Stated exercise
Write out the entire listing below exactly, with the pictures left out.

** Start of Information provided **

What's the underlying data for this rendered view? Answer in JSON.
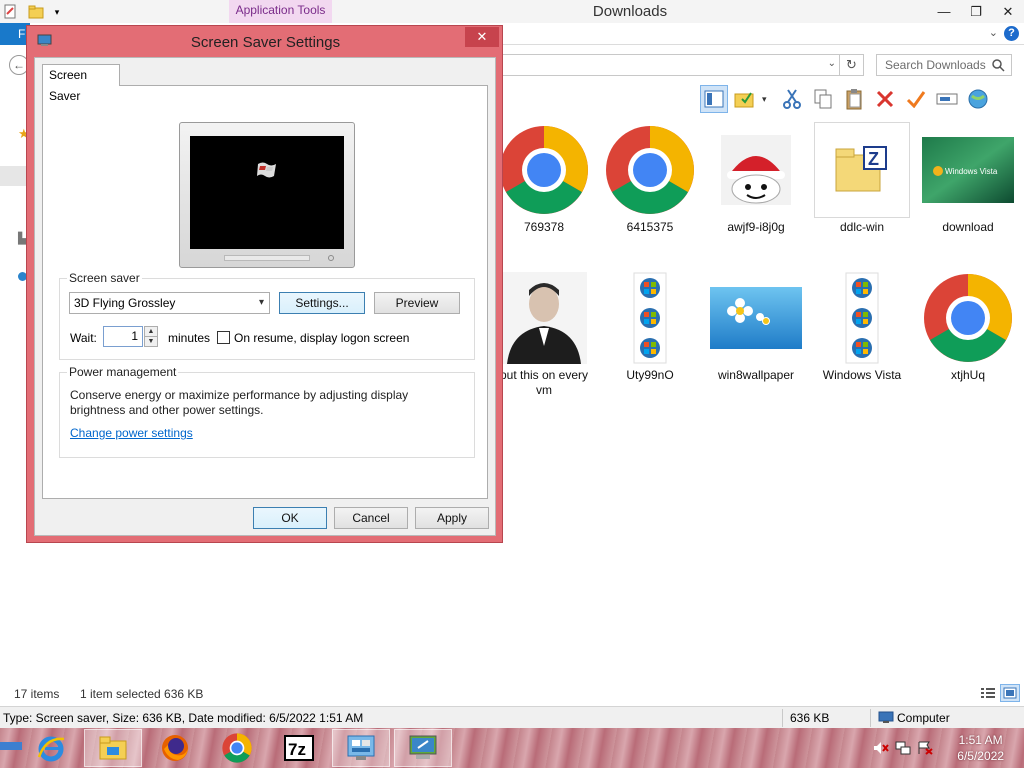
{
  "explorer": {
    "title": "Downloads",
    "contextual_tab": "Application Tools",
    "ribbon": {
      "file_tab": "F"
    },
    "search": {
      "placeholder": "Search Downloads"
    },
    "files": [
      {
        "name": "769378",
        "icon": "chrome-icon"
      },
      {
        "name": "6415375",
        "icon": "chrome-icon"
      },
      {
        "name": "awjf9-i8j0g",
        "icon": "santa-ghost-image"
      },
      {
        "name": "ddlc-win",
        "icon": "zip-folder-icon",
        "selected": true
      },
      {
        "name": "download",
        "icon": "windows-vista-wallpaper"
      },
      {
        "name": "put this on every vm",
        "icon": "portrait-photo"
      },
      {
        "name": "Uty99nO",
        "icon": "windows-orb-icons"
      },
      {
        "name": "win8wallpaper",
        "icon": "daisies-wallpaper"
      },
      {
        "name": "Windows Vista",
        "icon": "windows-orb-icons"
      },
      {
        "name": "xtjhUq",
        "icon": "chrome-icon"
      }
    ],
    "status": {
      "items": "17 items",
      "selected": "1 item selected  636 KB"
    },
    "details": {
      "info": "Type: Screen saver, Size: 636 KB, Date modified: 6/5/2022 1:51 AM",
      "size": "636 KB",
      "location": "Computer"
    }
  },
  "dialog": {
    "title": "Screen Saver Settings",
    "tab": "Screen Saver",
    "screen_saver_group": {
      "label": "Screen saver",
      "selected": "3D Flying Grossley",
      "settings_button": "Settings...",
      "preview_button": "Preview",
      "wait_label": "Wait:",
      "wait_value": "1",
      "minutes_label": "minutes",
      "resume_label": "On resume, display logon screen"
    },
    "power_group": {
      "label": "Power management",
      "description": "Conserve energy or maximize performance by adjusting display brightness and other power settings.",
      "link": "Change power settings"
    },
    "buttons": {
      "ok": "OK",
      "cancel": "Cancel",
      "apply": "Apply"
    }
  },
  "taskbar": {
    "apps": [
      "internet-explorer-icon",
      "file-explorer-icon",
      "firefox-icon",
      "chrome-icon",
      "7zip-icon",
      "control-panel-icon",
      "screen-saver-dialog-icon"
    ],
    "clock": {
      "time": "1:51 AM",
      "date": "6/5/2022"
    }
  },
  "colors": {
    "dialog_frame": "#e36d75",
    "accent": "#1979ca",
    "taskbar": "#c4858d"
  }
}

** End of Information provided **

Answer to the task
What's the underlying data for this rendered view? Answer in JSON.
{
  "explorer": {
    "title": "Downloads",
    "contextual_tab": "Application Tools",
    "ribbon": {
      "file_tab": "F"
    },
    "search": {
      "placeholder": "Search Downloads"
    },
    "files": [
      {
        "name": "769378",
        "icon": "chrome-icon"
      },
      {
        "name": "6415375",
        "icon": "chrome-icon"
      },
      {
        "name": "awjf9-i8j0g",
        "icon": "santa-ghost-image"
      },
      {
        "name": "ddlc-win",
        "icon": "zip-folder-icon",
        "selected": true
      },
      {
        "name": "download",
        "icon": "windows-vista-wallpaper"
      },
      {
        "name": "put this on every vm",
        "icon": "portrait-photo"
      },
      {
        "name": "Uty99nO",
        "icon": "windows-orb-icons"
      },
      {
        "name": "win8wallpaper",
        "icon": "daisies-wallpaper"
      },
      {
        "name": "Windows Vista",
        "icon": "windows-orb-icons"
      },
      {
        "name": "xtjhUq",
        "icon": "chrome-icon"
      }
    ],
    "status": {
      "items": "17 items",
      "selected": "1 item selected  636 KB"
    },
    "details": {
      "info": "Type: Screen saver, Size: 636 KB, Date modified: 6/5/2022 1:51 AM",
      "size": "636 KB",
      "location": "Computer"
    }
  },
  "dialog": {
    "title": "Screen Saver Settings",
    "tab": "Screen Saver",
    "screen_saver_group": {
      "label": "Screen saver",
      "selected": "3D Flying Grossley",
      "settings_button": "Settings...",
      "preview_button": "Preview",
      "wait_label": "Wait:",
      "wait_value": "1",
      "minutes_label": "minutes",
      "resume_label": "On resume, display logon screen"
    },
    "power_group": {
      "label": "Power management",
      "description": "Conserve energy or maximize performance by adjusting display brightness and other power settings.",
      "link": "Change power settings"
    },
    "buttons": {
      "ok": "OK",
      "cancel": "Cancel",
      "apply": "Apply"
    }
  },
  "taskbar": {
    "apps": [
      "internet-explorer-icon",
      "file-explorer-icon",
      "firefox-icon",
      "chrome-icon",
      "7zip-icon",
      "control-panel-icon",
      "screen-saver-dialog-icon"
    ],
    "clock": {
      "time": "1:51 AM",
      "date": "6/5/2022"
    }
  },
  "colors": {
    "dialog_frame": "#e36d75",
    "accent": "#1979ca",
    "taskbar": "#c4858d"
  }
}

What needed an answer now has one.